The entire listing is to be repeated verbatim.

**DATA TO PROCESS**
-=-=-
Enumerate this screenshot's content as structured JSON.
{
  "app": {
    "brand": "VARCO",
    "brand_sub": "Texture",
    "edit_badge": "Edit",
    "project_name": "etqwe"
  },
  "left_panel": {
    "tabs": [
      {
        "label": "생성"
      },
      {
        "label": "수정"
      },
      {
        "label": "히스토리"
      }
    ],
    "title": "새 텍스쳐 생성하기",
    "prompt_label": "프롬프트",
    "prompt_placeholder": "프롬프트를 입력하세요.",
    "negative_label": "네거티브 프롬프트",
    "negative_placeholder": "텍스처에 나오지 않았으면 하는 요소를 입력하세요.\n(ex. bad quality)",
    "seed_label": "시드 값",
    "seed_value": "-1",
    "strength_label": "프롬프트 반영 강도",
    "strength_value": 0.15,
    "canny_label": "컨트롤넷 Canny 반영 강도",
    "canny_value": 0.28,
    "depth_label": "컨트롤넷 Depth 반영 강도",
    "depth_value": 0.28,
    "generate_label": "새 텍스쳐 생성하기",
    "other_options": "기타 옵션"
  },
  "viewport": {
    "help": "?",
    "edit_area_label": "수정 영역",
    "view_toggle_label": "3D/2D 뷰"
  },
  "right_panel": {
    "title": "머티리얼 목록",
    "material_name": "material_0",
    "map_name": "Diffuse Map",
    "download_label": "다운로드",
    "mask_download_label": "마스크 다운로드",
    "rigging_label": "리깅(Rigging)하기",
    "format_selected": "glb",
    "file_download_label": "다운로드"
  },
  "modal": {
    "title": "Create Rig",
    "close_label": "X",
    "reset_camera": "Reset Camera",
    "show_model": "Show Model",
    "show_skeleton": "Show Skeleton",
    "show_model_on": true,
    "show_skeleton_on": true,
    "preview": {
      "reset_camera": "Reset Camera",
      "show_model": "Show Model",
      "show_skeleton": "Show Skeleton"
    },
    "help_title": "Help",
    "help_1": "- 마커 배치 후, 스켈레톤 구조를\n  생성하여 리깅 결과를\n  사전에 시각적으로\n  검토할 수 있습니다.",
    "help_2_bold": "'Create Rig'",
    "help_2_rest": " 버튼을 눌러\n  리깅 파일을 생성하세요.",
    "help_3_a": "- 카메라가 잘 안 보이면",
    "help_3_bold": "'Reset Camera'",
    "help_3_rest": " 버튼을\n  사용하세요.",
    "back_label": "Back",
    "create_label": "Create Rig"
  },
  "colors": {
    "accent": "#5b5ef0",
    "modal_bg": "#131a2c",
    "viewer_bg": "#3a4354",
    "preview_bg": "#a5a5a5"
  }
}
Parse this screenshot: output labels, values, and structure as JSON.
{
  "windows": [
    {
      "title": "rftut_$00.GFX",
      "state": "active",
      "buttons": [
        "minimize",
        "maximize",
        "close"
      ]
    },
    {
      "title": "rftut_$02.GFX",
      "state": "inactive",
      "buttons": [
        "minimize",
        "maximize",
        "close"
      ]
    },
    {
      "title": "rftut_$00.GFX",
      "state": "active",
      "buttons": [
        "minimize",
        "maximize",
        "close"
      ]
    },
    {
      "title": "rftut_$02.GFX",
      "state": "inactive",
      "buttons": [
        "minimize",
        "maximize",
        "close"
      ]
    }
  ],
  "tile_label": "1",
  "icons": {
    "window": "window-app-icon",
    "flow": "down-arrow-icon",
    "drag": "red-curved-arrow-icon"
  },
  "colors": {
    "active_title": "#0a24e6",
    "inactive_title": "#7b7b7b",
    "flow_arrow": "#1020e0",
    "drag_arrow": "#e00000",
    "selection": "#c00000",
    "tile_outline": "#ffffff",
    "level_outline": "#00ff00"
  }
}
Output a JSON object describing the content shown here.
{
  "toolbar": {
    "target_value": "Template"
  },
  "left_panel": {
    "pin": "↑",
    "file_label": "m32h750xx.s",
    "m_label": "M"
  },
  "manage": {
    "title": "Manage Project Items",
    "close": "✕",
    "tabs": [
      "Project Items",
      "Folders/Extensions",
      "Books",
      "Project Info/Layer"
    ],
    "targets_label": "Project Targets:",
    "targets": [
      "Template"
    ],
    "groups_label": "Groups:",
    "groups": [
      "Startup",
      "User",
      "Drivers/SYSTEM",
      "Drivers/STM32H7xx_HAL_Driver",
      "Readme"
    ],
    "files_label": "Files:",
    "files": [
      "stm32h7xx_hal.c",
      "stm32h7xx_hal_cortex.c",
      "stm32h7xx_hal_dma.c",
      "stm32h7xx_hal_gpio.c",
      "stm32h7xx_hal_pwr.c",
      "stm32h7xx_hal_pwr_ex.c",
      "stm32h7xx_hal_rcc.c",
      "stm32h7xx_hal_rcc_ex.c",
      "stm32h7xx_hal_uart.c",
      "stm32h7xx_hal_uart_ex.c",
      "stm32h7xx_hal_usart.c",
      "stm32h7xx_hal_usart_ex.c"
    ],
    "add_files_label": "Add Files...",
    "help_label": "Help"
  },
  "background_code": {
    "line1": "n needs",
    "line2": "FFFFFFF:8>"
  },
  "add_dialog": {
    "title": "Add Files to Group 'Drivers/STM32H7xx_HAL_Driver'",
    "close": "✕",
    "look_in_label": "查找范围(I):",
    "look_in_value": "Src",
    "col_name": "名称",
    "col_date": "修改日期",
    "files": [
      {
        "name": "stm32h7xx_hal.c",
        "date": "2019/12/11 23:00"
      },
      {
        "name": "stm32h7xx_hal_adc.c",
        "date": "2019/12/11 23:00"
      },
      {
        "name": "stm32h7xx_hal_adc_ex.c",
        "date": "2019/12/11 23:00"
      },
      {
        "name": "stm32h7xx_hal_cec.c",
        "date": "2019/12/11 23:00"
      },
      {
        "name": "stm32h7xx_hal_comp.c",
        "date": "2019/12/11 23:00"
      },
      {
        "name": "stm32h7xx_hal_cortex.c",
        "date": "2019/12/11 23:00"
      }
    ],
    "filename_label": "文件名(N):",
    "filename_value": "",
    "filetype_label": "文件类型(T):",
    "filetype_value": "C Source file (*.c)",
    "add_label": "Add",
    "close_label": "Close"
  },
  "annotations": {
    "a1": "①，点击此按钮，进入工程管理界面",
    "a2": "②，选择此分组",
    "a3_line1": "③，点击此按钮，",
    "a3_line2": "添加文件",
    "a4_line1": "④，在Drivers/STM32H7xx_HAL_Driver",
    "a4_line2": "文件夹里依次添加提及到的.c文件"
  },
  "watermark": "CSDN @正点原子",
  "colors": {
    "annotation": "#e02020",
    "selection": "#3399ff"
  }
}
-=-=-
**OUTPUT OF THE EXERCISE**
Enumerate this screenshot's content as structured JSON.
{
  "app": {
    "brand": "VARCO",
    "brand_sub": "Texture",
    "edit_badge": "Edit",
    "project_name": "etqwe"
  },
  "left_panel": {
    "tabs": [
      {
        "label": "생성"
      },
      {
        "label": "수정"
      },
      {
        "label": "히스토리"
      }
    ],
    "title": "새 텍스쳐 생성하기",
    "prompt_label": "프롬프트",
    "prompt_placeholder": "프롬프트를 입력하세요.",
    "negative_label": "네거티브 프롬프트",
    "negative_placeholder": "텍스처에 나오지 않았으면 하는 요소를 입력하세요.\n(ex. bad quality)",
    "seed_label": "시드 값",
    "seed_value": "-1",
    "strength_label": "프롬프트 반영 강도",
    "strength_value": 0.15,
    "canny_label": "컨트롤넷 Canny 반영 강도",
    "canny_value": 0.28,
    "depth_label": "컨트롤넷 Depth 반영 강도",
    "depth_value": 0.28,
    "generate_label": "새 텍스쳐 생성하기",
    "other_options": "기타 옵션"
  },
  "viewport": {
    "help": "?",
    "edit_area_label": "수정 영역",
    "view_toggle_label": "3D/2D 뷰"
  },
  "right_panel": {
    "title": "머티리얼 목록",
    "material_name": "material_0",
    "map_name": "Diffuse Map",
    "download_label": "다운로드",
    "mask_download_label": "마스크 다운로드",
    "rigging_label": "리깅(Rigging)하기",
    "format_selected": "glb",
    "file_download_label": "다운로드"
  },
  "modal": {
    "title": "Create Rig",
    "close_label": "X",
    "reset_camera": "Reset Camera",
    "show_model": "Show Model",
    "show_skeleton": "Show Skeleton",
    "show_model_on": true,
    "show_skeleton_on": true,
    "preview": {
      "reset_camera": "Reset Camera",
      "show_model": "Show Model",
      "show_skeleton": "Show Skeleton"
    },
    "help_title": "Help",
    "help_1": "- 마커 배치 후, 스켈레톤 구조를\n  생성하여 리깅 결과를\n  사전에 시각적으로\n  검토할 수 있습니다.",
    "help_2_bold": "'Create Rig'",
    "help_2_rest": " 버튼을 눌러\n  리깅 파일을 생성하세요.",
    "help_3_a": "- 카메라가 잘 안 보이면",
    "help_3_bold": "'Reset Camera'",
    "help_3_rest": " 버튼을\n  사용하세요.",
    "back_label": "Back",
    "create_label": "Create Rig"
  },
  "colors": {
    "accent": "#5b5ef0",
    "modal_bg": "#131a2c",
    "viewer_bg": "#3a4354",
    "preview_bg": "#a5a5a5"
  }
}
Parse this screenshot: output labels, values, and structure as JSON.
{
  "windows": [
    {
      "title": "rftut_$00.GFX",
      "state": "active",
      "buttons": [
        "minimize",
        "maximize",
        "close"
      ]
    },
    {
      "title": "rftut_$02.GFX",
      "state": "inactive",
      "buttons": [
        "minimize",
        "maximize",
        "close"
      ]
    },
    {
      "title": "rftut_$00.GFX",
      "state": "active",
      "buttons": [
        "minimize",
        "maximize",
        "close"
      ]
    },
    {
      "title": "rftut_$02.GFX",
      "state": "inactive",
      "buttons": [
        "minimize",
        "maximize",
        "close"
      ]
    }
  ],
  "tile_label": "1",
  "icons": {
    "window": "window-app-icon",
    "flow": "down-arrow-icon",
    "drag": "red-curved-arrow-icon"
  },
  "colors": {
    "active_title": "#0a24e6",
    "inactive_title": "#7b7b7b",
    "flow_arrow": "#1020e0",
    "drag_arrow": "#e00000",
    "selection": "#c00000",
    "tile_outline": "#ffffff",
    "level_outline": "#00ff00"
  }
}
Output a JSON object describing the content shown here.
{
  "toolbar": {
    "target_value": "Template"
  },
  "left_panel": {
    "pin": "↑",
    "file_label": "m32h750xx.s",
    "m_label": "M"
  },
  "manage": {
    "title": "Manage Project Items",
    "close": "✕",
    "tabs": [
      "Project Items",
      "Folders/Extensions",
      "Books",
      "Project Info/Layer"
    ],
    "targets_label": "Project Targets:",
    "targets": [
      "Template"
    ],
    "groups_label": "Groups:",
    "groups": [
      "Startup",
      "User",
      "Drivers/SYSTEM",
      "Drivers/STM32H7xx_HAL_Driver",
      "Readme"
    ],
    "files_label": "Files:",
    "files": [
      "stm32h7xx_hal.c",
      "stm32h7xx_hal_cortex.c",
      "stm32h7xx_hal_dma.c",
      "stm32h7xx_hal_gpio.c",
      "stm32h7xx_hal_pwr.c",
      "stm32h7xx_hal_pwr_ex.c",
      "stm32h7xx_hal_rcc.c",
      "stm32h7xx_hal_rcc_ex.c",
      "stm32h7xx_hal_uart.c",
      "stm32h7xx_hal_uart_ex.c",
      "stm32h7xx_hal_usart.c",
      "stm32h7xx_hal_usart_ex.c"
    ],
    "add_files_label": "Add Files...",
    "help_label": "Help"
  },
  "background_code": {
    "line1": "n needs",
    "line2": "FFFFFFF:8>"
  },
  "add_dialog": {
    "title": "Add Files to Group 'Drivers/STM32H7xx_HAL_Driver'",
    "close": "✕",
    "look_in_label": "查找范围(I):",
    "look_in_value": "Src",
    "col_name": "名称",
    "col_date": "修改日期",
    "files": [
      {
        "name": "stm32h7xx_hal.c",
        "date": "2019/12/11 23:00"
      },
      {
        "name": "stm32h7xx_hal_adc.c",
        "date": "2019/12/11 23:00"
      },
      {
        "name": "stm32h7xx_hal_adc_ex.c",
        "date": "2019/12/11 23:00"
      },
      {
        "name": "stm32h7xx_hal_cec.c",
        "date": "2019/12/11 23:00"
      },
      {
        "name": "stm32h7xx_hal_comp.c",
        "date": "2019/12/11 23:00"
      },
      {
        "name": "stm32h7xx_hal_cortex.c",
        "date": "2019/12/11 23:00"
      }
    ],
    "filename_label": "文件名(N):",
    "filename_value": "",
    "filetype_label": "文件类型(T):",
    "filetype_value": "C Source file (*.c)",
    "add_label": "Add",
    "close_label": "Close"
  },
  "annotations": {
    "a1": "①，点击此按钮，进入工程管理界面",
    "a2": "②，选择此分组",
    "a3_line1": "③，点击此按钮，",
    "a3_line2": "添加文件",
    "a4_line1": "④，在Drivers/STM32H7xx_HAL_Driver",
    "a4_line2": "文件夹里依次添加提及到的.c文件"
  },
  "watermark": "CSDN @正点原子",
  "colors": {
    "annotation": "#e02020",
    "selection": "#3399ff"
  }
}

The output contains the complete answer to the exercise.